Data entries

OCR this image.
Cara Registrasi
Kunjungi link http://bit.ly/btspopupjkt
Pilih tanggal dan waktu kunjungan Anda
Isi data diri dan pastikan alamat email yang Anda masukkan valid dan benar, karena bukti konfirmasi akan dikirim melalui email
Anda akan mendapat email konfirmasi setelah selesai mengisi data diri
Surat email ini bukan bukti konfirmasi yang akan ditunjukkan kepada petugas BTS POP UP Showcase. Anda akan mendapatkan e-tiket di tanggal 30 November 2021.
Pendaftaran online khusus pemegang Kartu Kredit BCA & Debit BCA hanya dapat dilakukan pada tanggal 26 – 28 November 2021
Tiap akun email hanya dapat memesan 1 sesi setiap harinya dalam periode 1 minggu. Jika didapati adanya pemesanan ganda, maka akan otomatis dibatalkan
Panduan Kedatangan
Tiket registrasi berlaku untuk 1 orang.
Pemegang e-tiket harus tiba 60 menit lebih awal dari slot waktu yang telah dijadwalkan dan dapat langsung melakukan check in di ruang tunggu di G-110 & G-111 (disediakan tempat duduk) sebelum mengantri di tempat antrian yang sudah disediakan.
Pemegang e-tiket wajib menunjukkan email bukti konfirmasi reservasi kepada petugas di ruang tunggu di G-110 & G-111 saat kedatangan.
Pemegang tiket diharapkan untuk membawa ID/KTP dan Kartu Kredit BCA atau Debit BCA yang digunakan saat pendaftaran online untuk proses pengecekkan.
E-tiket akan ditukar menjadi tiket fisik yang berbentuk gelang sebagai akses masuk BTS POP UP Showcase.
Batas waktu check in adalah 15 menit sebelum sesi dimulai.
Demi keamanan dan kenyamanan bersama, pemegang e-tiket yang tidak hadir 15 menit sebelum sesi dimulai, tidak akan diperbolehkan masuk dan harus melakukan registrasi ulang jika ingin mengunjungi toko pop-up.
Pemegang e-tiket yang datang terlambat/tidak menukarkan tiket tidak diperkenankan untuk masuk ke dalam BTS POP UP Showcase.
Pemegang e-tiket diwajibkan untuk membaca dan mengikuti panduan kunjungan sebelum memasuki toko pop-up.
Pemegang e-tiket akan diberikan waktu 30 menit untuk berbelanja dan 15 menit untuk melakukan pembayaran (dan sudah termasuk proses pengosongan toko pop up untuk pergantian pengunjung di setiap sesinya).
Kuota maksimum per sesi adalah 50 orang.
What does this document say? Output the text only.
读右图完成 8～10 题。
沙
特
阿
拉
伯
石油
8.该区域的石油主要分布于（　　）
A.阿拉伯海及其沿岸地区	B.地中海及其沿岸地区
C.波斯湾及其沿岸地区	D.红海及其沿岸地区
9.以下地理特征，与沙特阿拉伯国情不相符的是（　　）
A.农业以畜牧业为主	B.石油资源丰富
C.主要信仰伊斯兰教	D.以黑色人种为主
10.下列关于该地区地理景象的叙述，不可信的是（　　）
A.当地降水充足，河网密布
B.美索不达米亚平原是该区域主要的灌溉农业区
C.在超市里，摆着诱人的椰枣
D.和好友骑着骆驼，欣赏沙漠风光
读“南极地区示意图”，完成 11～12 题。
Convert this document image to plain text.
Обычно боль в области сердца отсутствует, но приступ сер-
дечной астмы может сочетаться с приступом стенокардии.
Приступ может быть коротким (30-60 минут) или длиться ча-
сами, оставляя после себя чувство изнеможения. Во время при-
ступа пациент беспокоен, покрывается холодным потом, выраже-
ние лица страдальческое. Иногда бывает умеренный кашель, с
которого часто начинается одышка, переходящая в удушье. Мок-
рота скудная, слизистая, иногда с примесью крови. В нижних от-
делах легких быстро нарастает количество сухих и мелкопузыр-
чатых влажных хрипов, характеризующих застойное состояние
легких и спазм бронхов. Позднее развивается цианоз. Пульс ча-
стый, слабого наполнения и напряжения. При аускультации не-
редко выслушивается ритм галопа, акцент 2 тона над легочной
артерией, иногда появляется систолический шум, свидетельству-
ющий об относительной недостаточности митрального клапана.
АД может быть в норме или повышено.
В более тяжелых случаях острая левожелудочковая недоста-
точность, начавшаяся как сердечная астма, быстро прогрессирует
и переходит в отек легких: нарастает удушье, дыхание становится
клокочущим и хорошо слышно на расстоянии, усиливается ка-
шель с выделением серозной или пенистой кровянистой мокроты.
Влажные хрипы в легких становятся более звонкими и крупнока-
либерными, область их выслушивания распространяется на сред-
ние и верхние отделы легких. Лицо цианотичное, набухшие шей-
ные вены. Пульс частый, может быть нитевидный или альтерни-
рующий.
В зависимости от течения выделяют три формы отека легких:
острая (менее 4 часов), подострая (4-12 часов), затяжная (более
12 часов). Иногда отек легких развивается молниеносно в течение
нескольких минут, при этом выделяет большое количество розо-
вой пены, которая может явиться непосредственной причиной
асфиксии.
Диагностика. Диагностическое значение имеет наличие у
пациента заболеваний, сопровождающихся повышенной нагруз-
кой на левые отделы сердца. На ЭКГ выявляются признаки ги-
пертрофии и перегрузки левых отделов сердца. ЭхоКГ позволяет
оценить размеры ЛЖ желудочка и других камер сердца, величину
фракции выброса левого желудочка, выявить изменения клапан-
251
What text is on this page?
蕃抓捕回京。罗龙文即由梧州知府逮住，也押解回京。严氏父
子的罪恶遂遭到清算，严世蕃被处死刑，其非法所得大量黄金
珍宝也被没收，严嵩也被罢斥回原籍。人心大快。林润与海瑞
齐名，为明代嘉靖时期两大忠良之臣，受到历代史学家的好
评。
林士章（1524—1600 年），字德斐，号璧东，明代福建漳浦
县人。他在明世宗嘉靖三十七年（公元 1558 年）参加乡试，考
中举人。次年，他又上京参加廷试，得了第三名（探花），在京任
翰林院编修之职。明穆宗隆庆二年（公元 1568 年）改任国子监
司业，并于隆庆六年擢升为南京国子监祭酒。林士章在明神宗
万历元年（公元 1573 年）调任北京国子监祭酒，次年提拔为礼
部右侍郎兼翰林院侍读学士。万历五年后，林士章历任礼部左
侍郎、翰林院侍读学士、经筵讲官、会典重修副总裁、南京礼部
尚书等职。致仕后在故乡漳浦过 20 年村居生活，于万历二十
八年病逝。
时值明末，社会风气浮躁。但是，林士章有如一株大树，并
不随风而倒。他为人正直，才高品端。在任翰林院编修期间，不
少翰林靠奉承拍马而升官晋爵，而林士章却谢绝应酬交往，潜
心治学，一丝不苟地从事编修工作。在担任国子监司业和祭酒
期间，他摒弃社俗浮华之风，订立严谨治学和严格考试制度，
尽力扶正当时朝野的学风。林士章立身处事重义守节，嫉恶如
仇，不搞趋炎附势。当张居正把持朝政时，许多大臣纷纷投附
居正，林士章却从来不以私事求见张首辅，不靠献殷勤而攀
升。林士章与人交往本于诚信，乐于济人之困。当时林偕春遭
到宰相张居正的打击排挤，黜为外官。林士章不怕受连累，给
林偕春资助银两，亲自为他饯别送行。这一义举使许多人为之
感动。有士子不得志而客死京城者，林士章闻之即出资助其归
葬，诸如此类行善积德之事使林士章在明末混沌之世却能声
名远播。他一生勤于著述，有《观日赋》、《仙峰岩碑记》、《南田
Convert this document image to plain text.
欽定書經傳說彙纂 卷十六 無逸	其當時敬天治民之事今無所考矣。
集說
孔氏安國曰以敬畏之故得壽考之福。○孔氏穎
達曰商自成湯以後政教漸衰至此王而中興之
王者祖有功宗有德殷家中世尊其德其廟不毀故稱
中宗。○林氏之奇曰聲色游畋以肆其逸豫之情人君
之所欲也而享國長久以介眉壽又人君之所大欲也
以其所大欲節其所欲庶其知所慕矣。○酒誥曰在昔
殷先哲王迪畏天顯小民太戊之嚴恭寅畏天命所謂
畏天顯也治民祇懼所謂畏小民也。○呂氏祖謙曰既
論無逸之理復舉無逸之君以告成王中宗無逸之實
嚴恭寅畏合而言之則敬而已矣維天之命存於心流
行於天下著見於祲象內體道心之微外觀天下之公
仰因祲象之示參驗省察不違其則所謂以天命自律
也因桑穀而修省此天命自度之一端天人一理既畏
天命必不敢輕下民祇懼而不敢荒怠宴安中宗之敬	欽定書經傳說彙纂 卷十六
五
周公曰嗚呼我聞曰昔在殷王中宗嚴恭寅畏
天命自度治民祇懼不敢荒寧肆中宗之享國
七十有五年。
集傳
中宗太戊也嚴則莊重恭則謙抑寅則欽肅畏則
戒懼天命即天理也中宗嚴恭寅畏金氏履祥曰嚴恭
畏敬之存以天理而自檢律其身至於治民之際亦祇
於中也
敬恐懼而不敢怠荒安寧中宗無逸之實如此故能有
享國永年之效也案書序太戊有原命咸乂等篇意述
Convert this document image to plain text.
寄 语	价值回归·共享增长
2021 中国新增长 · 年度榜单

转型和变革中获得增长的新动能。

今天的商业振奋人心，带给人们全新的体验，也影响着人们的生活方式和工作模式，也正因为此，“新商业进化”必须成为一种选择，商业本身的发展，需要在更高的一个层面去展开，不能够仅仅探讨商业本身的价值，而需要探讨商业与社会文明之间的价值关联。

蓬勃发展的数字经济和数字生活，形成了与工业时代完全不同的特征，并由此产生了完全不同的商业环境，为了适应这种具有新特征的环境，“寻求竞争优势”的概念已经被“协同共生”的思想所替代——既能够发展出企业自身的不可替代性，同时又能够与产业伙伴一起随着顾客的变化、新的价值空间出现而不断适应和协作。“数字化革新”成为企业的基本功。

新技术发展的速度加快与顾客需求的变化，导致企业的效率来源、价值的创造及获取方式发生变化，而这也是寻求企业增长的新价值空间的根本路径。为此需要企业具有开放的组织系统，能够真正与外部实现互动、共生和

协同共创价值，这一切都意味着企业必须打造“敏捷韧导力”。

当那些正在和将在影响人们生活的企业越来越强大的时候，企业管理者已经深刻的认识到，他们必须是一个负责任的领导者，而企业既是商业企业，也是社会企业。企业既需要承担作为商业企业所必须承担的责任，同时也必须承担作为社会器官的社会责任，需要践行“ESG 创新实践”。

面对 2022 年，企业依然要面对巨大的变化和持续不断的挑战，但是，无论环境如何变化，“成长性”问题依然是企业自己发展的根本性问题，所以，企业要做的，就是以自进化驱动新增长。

* [WHAT THE TASK REQUIRES]:
In the entries above, identify every line with the string "Kartu".

* [TASK SOLUTION]:
Pendaftaran online khusus pemegang Kartu Kredit BCA & Debit BCA hanya dapat dilakukan pada tanggal 26 – 28 November 2021
Pemegang tiket diharapkan untuk membawa ID/KTP dan Kartu Kredit BCA atau Debit BCA yang digunakan saat pendaftaran online untuk proses pengecekkan.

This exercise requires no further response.